▶ [Given request]:
Identify the lines in the data below that contain "seconds" and give only how many there are.

▶ [Input for this task]:
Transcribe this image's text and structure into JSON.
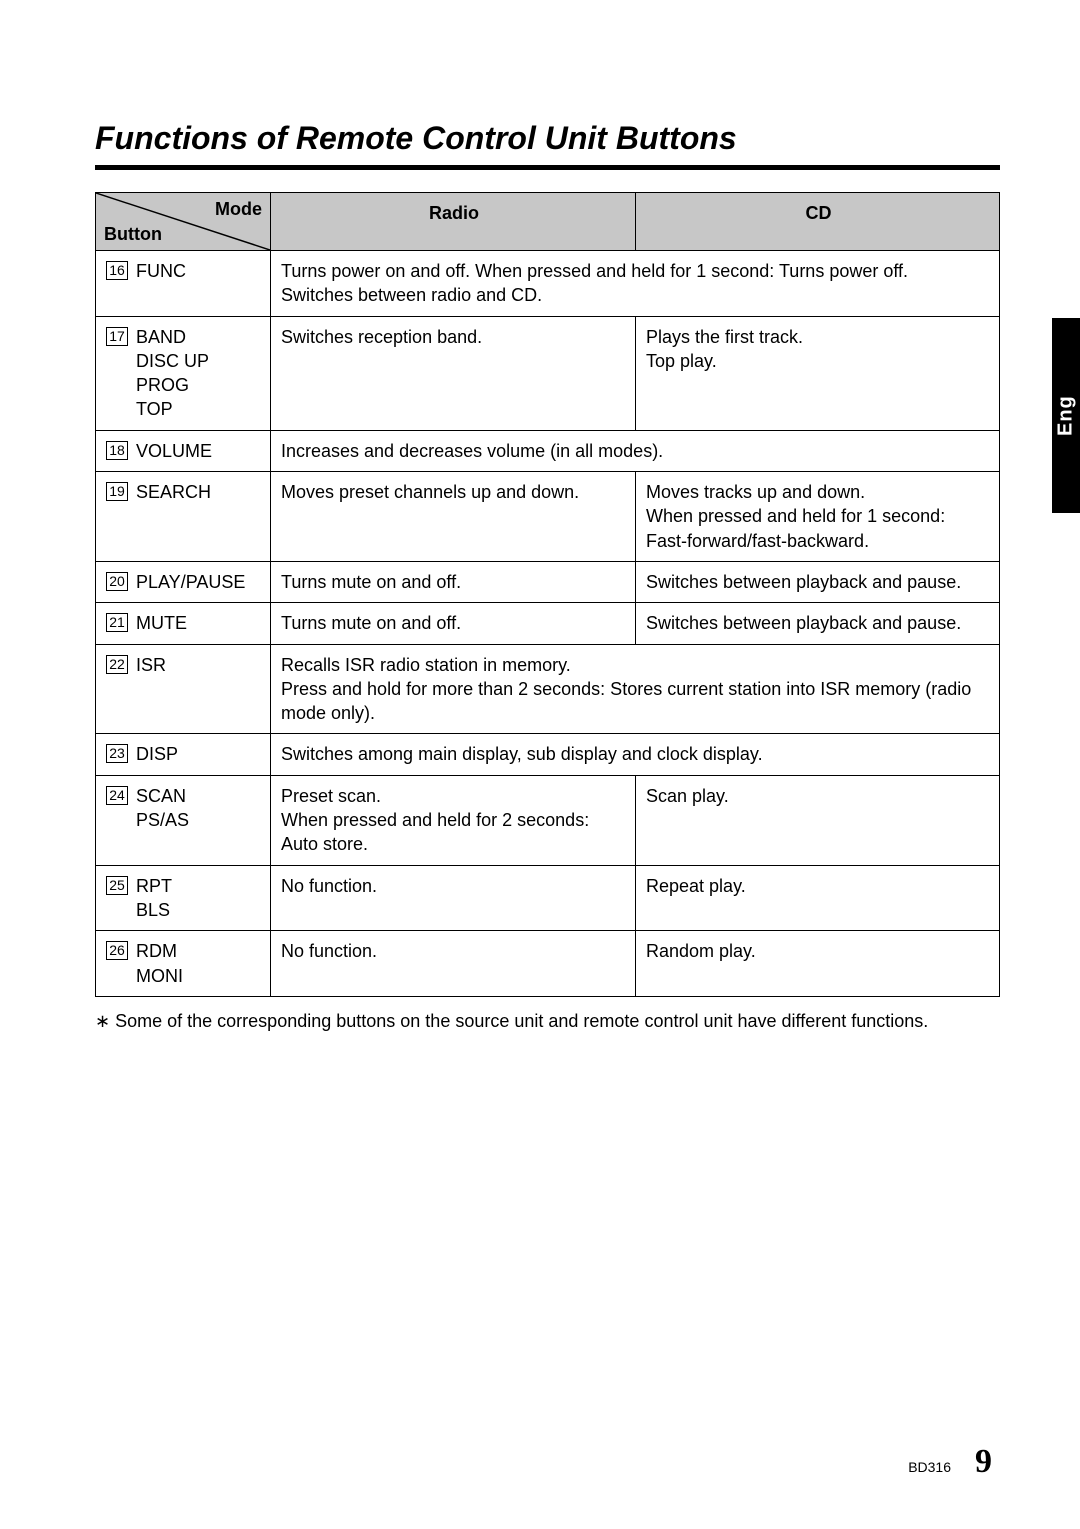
{
  "title": "Functions of Remote Control Unit Buttons",
  "headers": {
    "mode": "Mode",
    "button": "Button",
    "radio": "Radio",
    "cd": "CD"
  },
  "rows": [
    {
      "num": "16",
      "names": [
        "FUNC"
      ],
      "span": true,
      "radio": "Turns power on and off. When pressed and held for 1 second: Turns power off.\nSwitches between radio and CD."
    },
    {
      "num": "17",
      "names": [
        "BAND",
        "DISC UP",
        "PROG",
        "TOP"
      ],
      "radio": "Switches reception band.",
      "cd": "Plays the first track.\nTop play."
    },
    {
      "num": "18",
      "names": [
        "VOLUME"
      ],
      "span": true,
      "radio": "Increases and decreases volume (in all modes)."
    },
    {
      "num": "19",
      "names": [
        "SEARCH"
      ],
      "radio": "Moves preset channels up and down.",
      "cd": "Moves tracks up and down.\nWhen pressed and held for 1 second:\nFast-forward/fast-backward."
    },
    {
      "num": "20",
      "names": [
        "PLAY/PAUSE"
      ],
      "radio": "Turns mute on and off.",
      "cd": "Switches between playback and pause."
    },
    {
      "num": "21",
      "names": [
        "MUTE"
      ],
      "radio": "Turns mute on and off.",
      "cd": "Switches between playback and pause."
    },
    {
      "num": "22",
      "names": [
        "ISR"
      ],
      "span": true,
      "radio": "Recalls ISR radio station in memory.\nPress and hold for more than 2 seconds: Stores current station into ISR memory (radio mode only)."
    },
    {
      "num": "23",
      "names": [
        "DISP"
      ],
      "span": true,
      "radio": "Switches among main display, sub display and clock display."
    },
    {
      "num": "24",
      "names": [
        "SCAN",
        "PS/AS"
      ],
      "radio": "Preset scan.\nWhen pressed and held for 2 seconds:\nAuto store.",
      "cd": "Scan play."
    },
    {
      "num": "25",
      "names": [
        "RPT",
        "BLS"
      ],
      "radio": "No function.",
      "cd": "Repeat play."
    },
    {
      "num": "26",
      "names": [
        "RDM",
        "MONI"
      ],
      "radio": "No function.",
      "cd": "Random play."
    }
  ],
  "footnote_marker": "∗",
  "footnote": "Some of the corresponding buttons on the source unit and remote control unit have different functions.",
  "side_tab": "Eng",
  "footer": {
    "model": "BD316",
    "page": "9"
  },
  "colors": {
    "header_bg": "#c7c7c7",
    "text": "#000000",
    "bg": "#ffffff"
  }
}
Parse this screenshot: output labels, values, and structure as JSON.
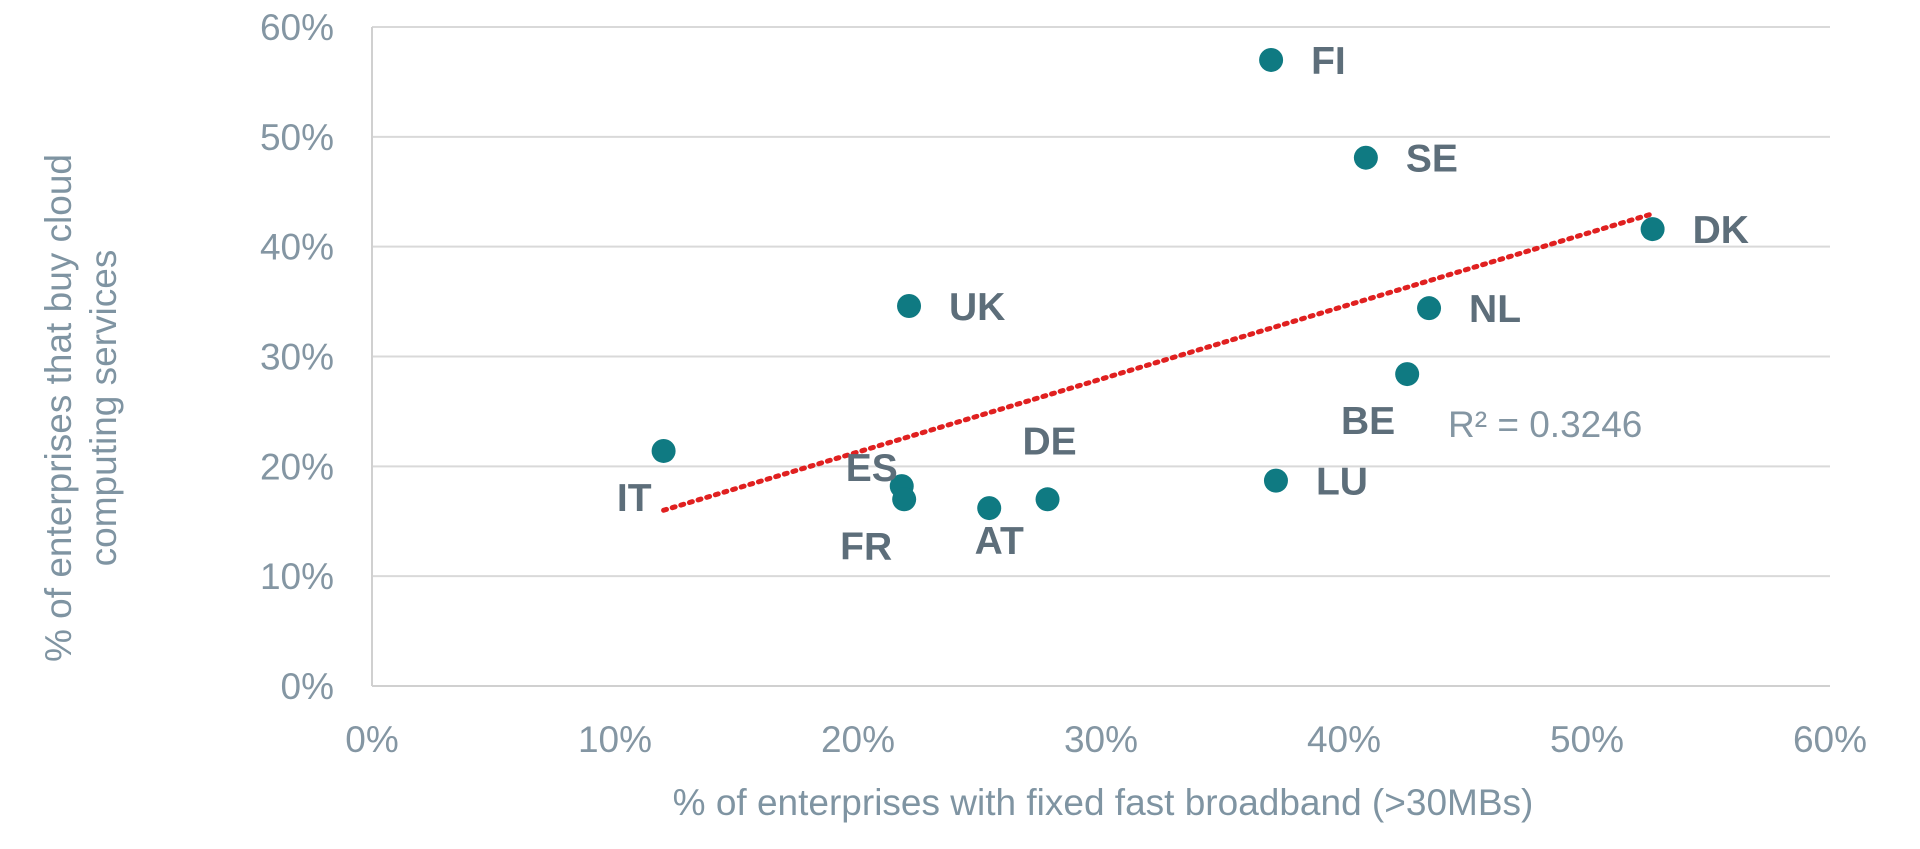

▶ [Response to this task]:
2